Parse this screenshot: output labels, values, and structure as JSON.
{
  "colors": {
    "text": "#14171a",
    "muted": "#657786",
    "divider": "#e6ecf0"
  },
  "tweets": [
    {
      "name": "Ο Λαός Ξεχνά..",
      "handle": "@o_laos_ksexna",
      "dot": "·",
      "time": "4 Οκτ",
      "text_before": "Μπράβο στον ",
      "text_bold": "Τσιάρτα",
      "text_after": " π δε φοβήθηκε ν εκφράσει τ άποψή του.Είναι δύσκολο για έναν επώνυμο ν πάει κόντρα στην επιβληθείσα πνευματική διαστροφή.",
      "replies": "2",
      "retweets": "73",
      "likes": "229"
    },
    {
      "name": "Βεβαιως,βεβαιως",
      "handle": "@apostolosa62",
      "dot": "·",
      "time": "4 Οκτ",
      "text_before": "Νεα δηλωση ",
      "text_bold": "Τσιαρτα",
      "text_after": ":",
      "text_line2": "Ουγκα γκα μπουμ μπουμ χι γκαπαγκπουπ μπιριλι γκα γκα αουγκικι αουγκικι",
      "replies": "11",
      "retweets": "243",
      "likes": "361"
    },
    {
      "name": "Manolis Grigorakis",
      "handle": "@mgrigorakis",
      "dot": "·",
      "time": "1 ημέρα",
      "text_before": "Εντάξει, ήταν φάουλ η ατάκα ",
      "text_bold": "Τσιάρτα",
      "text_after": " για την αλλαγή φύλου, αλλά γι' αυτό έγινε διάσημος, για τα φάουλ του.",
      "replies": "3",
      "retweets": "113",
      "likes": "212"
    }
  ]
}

============

**TASK DESCRIPTION:** Retype the material above, line by line, exactly.

**FINISHED EXERCISE:**
Parse this screenshot: output labels, values, and structure as JSON.
{
  "colors": {
    "text": "#14171a",
    "muted": "#657786",
    "divider": "#e6ecf0"
  },
  "tweets": [
    {
      "name": "Ο Λαός Ξεχνά..",
      "handle": "@o_laos_ksexna",
      "dot": "·",
      "time": "4 Οκτ",
      "text_before": "Μπράβο στον ",
      "text_bold": "Τσιάρτα",
      "text_after": " π δε φοβήθηκε ν εκφράσει τ άποψή του.Είναι δύσκολο για έναν επώνυμο ν πάει κόντρα στην επιβληθείσα πνευματική διαστροφή.",
      "replies": "2",
      "retweets": "73",
      "likes": "229"
    },
    {
      "name": "Βεβαιως,βεβαιως",
      "handle": "@apostolosa62",
      "dot": "·",
      "time": "4 Οκτ",
      "text_before": "Νεα δηλωση ",
      "text_bold": "Τσιαρτα",
      "text_after": ":",
      "text_line2": "Ουγκα γκα μπουμ μπουμ χι γκαπαγκπουπ μπιριλι γκα γκα αουγκικι αουγκικι",
      "replies": "11",
      "retweets": "243",
      "likes": "361"
    },
    {
      "name": "Manolis Grigorakis",
      "handle": "@mgrigorakis",
      "dot": "·",
      "time": "1 ημέρα",
      "text_before": "Εντάξει, ήταν φάουλ η ατάκα ",
      "text_bold": "Τσιάρτα",
      "text_after": " για την αλλαγή φύλου, αλλά γι' αυτό έγινε διάσημος, για τα φάουλ του.",
      "replies": "3",
      "retweets": "113",
      "likes": "212"
    }
  ]
}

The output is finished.